▶ EXERCISE DETAILS
Each line that includes the word "color" counts once; give the total and nothing more.

▶ DATA SHOWN

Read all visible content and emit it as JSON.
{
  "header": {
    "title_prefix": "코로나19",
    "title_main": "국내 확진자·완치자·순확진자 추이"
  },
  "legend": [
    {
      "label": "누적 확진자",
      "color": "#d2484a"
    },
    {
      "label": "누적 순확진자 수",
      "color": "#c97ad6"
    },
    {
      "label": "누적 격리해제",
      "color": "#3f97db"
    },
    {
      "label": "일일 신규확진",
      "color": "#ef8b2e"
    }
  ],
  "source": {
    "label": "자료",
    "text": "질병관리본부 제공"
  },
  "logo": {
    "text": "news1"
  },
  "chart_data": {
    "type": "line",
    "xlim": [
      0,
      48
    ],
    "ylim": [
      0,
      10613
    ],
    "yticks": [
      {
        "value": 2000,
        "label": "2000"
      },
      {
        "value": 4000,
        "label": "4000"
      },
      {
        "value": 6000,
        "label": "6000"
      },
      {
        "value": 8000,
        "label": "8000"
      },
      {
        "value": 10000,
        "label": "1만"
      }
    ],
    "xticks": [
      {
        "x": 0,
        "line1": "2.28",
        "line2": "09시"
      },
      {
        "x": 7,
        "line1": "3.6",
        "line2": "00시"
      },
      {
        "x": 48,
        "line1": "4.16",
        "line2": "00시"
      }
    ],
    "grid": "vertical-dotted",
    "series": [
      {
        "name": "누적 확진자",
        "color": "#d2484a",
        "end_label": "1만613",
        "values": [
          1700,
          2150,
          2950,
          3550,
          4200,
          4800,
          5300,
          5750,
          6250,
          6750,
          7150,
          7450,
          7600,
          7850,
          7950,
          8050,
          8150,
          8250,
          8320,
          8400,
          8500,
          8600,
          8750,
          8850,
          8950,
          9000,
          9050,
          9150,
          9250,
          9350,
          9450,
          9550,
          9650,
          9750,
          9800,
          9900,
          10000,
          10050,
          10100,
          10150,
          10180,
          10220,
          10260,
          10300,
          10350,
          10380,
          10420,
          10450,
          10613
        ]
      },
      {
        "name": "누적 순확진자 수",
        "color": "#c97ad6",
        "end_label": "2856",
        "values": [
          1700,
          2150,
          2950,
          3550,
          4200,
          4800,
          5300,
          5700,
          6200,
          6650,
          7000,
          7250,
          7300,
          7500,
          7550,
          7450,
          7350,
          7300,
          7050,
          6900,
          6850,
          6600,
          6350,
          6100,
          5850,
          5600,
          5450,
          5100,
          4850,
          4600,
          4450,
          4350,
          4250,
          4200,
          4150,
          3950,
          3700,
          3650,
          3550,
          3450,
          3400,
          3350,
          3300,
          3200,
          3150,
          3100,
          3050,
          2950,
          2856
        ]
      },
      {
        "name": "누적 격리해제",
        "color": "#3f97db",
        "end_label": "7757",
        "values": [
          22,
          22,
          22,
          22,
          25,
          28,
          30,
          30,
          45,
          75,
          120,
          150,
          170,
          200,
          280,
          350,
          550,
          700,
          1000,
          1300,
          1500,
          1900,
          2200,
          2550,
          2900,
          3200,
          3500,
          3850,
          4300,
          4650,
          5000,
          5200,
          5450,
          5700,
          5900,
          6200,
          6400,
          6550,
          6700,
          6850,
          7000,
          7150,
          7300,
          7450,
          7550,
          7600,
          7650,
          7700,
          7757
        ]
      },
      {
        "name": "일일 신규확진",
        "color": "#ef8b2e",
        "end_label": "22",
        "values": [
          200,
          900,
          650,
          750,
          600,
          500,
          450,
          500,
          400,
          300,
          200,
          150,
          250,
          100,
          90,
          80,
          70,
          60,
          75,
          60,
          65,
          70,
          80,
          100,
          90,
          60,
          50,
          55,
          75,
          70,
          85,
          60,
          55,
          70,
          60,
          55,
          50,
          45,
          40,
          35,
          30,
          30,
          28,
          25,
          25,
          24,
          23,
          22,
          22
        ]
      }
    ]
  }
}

▶ RESULT OF THE TASK
8